- Work to do -
1. From which university's law department did Raymond Clinton Cole graduate, according to his biography, and in what year?
2. Reproduce the dataset items listing word for word, starting at its first line and stopping after the line that contains "cell-value: 465 [1485,539,1531,568]".

- Document text -
<<<<

American lawyer and politician

Raymond Clinton Cole (August 21, 1870 – February 8, 1957) was an American lawyer and politician who served three terms a U.S. Representative from Ohio from 1919 to 1925. He was the brother of Ralph Dayton Cole, who also served in Congress.

==Biography ==
Born in Biglick Township, near Findlay, Ohio, Cole attended the common schools and Findlay College, Findlay, Ohio.
He taught school nine years.
He was graduated from the law department of Ohio Northern University at Ada in 1900.

He was admitted to the bar of Ohio the same year and commenced practice in Findlay, Ohio, in 1901.

=== National Guard ===
He served as member of the Ohio National Guard from 1903 to 1913.
He served as city solicitor from 1912 to 1916.

=== Congress ===
Cole was elected as a Republican to the Sixty-sixth, Sixty-seventh, and Sixty-eighth Congresses (March 4, 1919 – March 3, 1925).
He served as chairman of the Committee on Elections No. 1 (Sixty-eighth Congress).

>>>>

Dataset items
<<<<

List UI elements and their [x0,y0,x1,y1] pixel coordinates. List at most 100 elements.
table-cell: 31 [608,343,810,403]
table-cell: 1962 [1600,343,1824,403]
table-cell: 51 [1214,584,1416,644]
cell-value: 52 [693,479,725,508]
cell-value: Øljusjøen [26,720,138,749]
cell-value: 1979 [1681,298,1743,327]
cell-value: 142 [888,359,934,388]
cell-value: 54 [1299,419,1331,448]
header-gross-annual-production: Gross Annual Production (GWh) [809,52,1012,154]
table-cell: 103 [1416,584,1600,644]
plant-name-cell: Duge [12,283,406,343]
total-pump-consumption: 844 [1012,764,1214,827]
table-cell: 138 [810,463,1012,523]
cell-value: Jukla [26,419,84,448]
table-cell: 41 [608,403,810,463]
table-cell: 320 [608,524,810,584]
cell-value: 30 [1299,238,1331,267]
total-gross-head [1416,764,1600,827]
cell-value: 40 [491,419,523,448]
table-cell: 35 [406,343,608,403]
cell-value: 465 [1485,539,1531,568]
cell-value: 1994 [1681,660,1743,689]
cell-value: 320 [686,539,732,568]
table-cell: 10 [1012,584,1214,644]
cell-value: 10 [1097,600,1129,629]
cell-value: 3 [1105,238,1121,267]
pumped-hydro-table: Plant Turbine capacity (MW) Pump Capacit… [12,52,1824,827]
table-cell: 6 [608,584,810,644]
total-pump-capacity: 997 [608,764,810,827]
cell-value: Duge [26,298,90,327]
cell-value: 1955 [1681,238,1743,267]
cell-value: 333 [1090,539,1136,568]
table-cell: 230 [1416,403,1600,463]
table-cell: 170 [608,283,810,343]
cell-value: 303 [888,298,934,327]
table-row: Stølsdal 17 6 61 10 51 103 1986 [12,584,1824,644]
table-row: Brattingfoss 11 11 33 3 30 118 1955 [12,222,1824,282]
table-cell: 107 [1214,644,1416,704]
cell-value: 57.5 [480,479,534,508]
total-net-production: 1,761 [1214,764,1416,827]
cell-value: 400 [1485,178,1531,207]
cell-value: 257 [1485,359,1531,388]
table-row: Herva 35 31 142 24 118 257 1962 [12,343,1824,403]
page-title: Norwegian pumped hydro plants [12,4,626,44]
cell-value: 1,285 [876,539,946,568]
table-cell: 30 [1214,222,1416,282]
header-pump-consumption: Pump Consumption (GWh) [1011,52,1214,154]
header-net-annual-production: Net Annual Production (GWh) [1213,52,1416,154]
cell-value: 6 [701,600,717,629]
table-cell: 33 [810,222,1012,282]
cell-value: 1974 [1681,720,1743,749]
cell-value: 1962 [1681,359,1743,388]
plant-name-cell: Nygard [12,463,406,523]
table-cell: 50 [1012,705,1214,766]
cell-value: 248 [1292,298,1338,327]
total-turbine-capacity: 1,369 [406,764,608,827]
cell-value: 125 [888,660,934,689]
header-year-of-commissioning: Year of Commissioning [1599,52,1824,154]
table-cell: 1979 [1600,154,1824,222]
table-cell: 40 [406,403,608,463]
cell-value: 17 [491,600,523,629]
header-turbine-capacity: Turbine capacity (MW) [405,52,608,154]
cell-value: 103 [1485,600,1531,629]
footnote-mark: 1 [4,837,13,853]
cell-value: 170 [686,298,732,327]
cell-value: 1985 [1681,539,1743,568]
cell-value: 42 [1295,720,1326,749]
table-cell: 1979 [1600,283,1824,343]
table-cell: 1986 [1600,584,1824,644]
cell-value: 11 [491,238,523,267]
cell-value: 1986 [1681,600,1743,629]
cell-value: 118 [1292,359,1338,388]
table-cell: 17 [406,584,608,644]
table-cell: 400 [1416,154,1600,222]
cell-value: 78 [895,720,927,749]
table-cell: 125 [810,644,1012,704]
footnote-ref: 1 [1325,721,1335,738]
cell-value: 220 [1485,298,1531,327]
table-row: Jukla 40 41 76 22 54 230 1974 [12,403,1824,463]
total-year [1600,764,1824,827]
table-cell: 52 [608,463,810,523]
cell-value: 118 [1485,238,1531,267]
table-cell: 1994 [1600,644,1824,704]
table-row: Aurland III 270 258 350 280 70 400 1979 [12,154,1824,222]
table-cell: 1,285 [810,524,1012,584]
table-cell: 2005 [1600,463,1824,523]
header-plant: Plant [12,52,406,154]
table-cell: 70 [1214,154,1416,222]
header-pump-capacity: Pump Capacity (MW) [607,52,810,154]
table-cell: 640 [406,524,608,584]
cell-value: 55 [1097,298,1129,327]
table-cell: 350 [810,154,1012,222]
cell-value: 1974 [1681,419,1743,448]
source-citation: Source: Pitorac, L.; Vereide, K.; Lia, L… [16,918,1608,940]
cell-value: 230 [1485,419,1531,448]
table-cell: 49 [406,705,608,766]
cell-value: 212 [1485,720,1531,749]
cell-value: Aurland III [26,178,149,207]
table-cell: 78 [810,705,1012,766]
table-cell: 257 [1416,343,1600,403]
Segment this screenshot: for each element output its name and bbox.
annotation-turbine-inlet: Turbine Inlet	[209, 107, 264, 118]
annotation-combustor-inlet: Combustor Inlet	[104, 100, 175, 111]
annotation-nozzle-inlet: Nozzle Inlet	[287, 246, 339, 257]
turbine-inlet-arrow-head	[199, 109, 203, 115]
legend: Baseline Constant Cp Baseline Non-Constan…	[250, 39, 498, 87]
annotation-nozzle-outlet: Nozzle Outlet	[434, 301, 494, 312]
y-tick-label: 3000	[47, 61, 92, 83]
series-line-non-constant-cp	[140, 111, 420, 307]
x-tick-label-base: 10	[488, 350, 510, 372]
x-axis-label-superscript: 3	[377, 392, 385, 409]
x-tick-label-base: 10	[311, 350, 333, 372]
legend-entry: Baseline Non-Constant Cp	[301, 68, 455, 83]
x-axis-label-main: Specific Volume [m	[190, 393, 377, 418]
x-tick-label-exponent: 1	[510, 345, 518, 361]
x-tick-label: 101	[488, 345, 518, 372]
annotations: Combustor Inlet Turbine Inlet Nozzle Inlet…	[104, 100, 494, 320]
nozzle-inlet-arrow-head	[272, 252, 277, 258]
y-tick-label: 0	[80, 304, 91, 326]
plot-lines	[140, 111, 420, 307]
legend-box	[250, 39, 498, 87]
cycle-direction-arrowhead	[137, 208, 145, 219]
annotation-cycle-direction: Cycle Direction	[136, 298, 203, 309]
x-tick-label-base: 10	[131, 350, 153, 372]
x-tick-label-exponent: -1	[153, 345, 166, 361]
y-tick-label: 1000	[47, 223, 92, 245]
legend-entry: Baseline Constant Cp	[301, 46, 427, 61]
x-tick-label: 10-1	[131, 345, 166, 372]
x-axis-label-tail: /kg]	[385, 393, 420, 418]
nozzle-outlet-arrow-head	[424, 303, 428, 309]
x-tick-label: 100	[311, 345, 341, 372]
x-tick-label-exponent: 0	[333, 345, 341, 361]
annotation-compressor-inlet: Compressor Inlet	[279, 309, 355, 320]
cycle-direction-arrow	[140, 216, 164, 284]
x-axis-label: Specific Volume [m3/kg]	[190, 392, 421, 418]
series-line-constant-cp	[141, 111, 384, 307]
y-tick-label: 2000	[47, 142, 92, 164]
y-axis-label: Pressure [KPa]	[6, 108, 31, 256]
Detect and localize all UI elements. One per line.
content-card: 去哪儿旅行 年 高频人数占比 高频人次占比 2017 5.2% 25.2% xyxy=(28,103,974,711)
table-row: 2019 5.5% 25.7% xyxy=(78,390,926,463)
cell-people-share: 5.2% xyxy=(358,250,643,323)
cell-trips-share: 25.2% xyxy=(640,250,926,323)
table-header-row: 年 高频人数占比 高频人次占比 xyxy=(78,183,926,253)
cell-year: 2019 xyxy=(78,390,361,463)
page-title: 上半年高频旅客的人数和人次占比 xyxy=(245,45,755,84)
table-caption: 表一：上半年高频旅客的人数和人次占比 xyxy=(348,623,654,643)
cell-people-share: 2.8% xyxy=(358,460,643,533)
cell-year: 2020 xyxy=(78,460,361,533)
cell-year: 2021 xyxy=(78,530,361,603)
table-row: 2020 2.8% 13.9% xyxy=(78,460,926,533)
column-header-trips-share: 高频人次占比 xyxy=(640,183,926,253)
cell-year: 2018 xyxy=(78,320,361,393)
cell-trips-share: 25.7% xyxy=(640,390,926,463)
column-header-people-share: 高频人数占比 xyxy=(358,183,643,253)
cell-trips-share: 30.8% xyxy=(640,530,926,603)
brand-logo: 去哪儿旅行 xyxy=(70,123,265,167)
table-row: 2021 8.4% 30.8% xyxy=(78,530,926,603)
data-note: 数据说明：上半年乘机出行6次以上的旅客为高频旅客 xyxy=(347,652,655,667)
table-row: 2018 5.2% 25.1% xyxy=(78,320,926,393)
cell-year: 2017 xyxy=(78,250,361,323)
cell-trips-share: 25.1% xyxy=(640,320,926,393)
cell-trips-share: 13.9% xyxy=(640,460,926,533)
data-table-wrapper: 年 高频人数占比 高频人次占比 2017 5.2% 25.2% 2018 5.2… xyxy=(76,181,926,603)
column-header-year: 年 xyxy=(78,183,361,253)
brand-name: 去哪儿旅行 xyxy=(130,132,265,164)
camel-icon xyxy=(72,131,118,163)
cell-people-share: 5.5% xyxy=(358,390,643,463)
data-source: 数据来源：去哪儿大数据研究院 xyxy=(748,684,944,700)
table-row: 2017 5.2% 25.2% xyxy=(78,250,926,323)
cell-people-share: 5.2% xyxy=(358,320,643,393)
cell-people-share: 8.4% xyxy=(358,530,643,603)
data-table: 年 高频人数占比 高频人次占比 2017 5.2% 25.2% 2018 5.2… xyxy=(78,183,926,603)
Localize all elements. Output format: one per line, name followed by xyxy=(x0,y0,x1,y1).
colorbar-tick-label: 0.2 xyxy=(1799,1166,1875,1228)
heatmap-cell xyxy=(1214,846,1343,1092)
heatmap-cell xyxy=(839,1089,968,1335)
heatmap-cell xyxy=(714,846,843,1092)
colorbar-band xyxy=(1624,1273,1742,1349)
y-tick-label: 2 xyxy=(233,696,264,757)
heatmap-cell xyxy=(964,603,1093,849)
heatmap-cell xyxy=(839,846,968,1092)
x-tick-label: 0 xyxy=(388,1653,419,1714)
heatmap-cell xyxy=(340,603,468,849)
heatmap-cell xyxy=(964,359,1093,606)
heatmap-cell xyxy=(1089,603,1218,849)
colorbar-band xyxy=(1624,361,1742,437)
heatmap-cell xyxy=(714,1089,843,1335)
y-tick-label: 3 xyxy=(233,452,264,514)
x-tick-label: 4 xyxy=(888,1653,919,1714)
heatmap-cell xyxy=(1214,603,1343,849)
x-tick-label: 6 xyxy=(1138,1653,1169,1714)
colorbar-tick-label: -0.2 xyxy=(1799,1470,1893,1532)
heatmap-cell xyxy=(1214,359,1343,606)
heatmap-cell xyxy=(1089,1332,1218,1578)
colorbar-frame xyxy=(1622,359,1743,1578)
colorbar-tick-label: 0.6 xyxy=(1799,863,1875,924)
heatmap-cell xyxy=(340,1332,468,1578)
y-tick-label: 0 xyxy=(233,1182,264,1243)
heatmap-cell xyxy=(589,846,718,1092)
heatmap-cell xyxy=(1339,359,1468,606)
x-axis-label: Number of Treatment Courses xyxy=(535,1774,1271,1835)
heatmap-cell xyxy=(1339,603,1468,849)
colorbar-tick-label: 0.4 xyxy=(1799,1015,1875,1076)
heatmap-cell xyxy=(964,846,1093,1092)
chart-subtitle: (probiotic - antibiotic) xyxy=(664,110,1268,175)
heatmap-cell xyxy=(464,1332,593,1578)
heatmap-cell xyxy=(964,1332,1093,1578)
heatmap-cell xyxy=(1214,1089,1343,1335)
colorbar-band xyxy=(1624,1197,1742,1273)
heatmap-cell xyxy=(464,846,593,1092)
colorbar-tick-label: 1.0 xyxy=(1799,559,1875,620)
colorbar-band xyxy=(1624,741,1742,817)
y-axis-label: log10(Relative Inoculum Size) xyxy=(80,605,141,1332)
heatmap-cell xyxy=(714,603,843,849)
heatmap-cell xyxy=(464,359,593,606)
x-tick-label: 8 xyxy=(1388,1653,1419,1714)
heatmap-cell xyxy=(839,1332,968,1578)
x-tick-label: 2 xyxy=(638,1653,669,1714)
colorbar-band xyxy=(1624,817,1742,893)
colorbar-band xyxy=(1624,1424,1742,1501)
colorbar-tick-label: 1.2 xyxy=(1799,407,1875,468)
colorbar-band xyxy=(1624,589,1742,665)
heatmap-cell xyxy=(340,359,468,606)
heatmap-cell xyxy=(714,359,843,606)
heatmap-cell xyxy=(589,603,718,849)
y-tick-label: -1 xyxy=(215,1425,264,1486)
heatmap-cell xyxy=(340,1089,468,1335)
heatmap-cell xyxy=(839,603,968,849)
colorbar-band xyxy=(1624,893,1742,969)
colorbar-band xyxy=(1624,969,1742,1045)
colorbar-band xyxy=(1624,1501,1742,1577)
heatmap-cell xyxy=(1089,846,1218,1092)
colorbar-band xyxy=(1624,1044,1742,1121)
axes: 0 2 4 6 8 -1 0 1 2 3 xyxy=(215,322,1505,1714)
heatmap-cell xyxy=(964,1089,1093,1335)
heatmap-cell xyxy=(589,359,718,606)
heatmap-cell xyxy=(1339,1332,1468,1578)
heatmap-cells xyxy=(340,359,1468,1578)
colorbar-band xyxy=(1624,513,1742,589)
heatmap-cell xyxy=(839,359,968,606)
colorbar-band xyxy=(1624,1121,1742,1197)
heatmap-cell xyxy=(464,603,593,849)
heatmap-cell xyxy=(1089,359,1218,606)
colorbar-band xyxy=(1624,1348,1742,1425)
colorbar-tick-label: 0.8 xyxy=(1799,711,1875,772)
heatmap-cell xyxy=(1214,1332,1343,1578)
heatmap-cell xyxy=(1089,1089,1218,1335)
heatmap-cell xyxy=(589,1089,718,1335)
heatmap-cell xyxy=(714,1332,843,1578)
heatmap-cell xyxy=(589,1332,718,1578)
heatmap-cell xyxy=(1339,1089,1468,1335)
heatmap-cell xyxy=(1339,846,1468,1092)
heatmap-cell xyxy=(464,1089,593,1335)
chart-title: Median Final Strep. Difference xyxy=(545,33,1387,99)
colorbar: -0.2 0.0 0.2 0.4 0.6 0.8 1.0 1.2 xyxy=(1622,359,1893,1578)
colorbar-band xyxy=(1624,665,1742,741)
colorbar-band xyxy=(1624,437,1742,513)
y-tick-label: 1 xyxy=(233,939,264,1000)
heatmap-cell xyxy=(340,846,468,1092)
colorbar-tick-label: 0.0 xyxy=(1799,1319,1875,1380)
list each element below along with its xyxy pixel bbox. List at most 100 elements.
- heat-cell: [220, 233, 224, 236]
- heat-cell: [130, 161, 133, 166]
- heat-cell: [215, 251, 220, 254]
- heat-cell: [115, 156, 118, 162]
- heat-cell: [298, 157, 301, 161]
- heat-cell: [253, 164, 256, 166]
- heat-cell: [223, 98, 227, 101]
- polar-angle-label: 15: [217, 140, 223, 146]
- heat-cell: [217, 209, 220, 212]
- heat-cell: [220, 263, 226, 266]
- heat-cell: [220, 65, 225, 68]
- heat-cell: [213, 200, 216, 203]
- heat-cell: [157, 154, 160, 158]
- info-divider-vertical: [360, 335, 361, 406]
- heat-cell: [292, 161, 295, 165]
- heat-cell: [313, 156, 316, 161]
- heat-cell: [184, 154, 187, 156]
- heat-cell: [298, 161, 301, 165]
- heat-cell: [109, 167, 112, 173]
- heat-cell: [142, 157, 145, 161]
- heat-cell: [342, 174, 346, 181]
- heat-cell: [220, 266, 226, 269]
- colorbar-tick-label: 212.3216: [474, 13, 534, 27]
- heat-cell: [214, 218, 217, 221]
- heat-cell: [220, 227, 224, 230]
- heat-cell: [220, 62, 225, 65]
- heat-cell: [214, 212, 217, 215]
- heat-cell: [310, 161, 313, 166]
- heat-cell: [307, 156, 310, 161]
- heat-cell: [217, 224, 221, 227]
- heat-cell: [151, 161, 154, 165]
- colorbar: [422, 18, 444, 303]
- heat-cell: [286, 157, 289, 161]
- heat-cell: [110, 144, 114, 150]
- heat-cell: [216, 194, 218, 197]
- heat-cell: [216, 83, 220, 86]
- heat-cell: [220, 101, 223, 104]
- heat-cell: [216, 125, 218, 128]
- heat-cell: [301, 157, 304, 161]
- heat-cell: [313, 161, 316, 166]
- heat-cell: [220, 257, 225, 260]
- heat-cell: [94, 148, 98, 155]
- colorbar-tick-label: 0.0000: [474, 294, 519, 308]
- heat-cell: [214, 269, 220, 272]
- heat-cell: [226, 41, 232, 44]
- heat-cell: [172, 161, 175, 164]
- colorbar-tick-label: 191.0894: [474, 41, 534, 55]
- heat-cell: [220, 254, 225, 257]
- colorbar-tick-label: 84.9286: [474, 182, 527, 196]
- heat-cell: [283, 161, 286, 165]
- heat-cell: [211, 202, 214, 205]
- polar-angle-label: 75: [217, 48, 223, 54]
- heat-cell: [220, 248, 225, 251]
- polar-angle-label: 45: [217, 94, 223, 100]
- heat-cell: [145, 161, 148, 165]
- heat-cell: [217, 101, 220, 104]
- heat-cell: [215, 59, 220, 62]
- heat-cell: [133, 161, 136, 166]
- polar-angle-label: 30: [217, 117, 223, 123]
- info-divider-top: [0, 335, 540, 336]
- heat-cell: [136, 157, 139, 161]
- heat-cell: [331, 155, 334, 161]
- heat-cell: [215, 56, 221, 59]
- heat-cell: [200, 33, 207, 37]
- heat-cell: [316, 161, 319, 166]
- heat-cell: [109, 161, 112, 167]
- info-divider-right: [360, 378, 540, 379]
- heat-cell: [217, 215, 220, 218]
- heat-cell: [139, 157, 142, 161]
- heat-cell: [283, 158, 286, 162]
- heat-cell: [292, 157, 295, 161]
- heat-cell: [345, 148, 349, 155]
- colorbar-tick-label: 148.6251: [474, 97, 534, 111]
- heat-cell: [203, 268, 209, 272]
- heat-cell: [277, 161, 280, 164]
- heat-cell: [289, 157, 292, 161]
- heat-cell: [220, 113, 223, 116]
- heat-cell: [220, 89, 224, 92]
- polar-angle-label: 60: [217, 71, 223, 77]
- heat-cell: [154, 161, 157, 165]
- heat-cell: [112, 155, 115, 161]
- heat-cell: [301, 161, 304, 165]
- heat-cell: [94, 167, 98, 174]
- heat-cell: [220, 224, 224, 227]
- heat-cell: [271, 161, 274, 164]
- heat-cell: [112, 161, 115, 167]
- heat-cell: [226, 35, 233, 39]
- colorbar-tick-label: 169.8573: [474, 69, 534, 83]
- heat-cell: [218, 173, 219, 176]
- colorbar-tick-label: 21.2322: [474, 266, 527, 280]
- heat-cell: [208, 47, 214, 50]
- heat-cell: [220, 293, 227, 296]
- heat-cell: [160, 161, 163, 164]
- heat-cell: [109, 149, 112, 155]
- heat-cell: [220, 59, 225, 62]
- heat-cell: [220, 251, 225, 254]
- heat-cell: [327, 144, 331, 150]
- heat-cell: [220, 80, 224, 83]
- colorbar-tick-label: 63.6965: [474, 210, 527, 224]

>>>>

- Task answers -
1. He graduated from the law department of Ohio Northern University at Ada in 1900.

2.
List UI elements and their [x0,y0,x1,y1] pixel coordinates. List at most 100 elements.
table-cell: 31 [608,343,810,403]
table-cell: 1962 [1600,343,1824,403]
table-cell: 51 [1214,584,1416,644]
cell-value: 52 [693,479,725,508]
cell-value: Øljusjøen [26,720,138,749]
cell-value: 1979 [1681,298,1743,327]
cell-value: 142 [888,359,934,388]
cell-value: 54 [1299,419,1331,448]
header-gross-annual-production: Gross Annual Production (GWh) [809,52,1012,154]
table-cell: 103 [1416,584,1600,644]
plant-name-cell: Duge [12,283,406,343]
total-pump-consumption: 844 [1012,764,1214,827]
table-cell: 138 [810,463,1012,523]
cell-value: Jukla [26,419,84,448]
table-cell: 41 [608,403,810,463]
table-cell: 320 [608,524,810,584]
cell-value: 30 [1299,238,1331,267]
total-gross-head [1416,764,1600,827]
cell-value: 40 [491,419,523,448]
table-cell: 35 [406,343,608,403]
cell-value: 465 [1485,539,1531,568]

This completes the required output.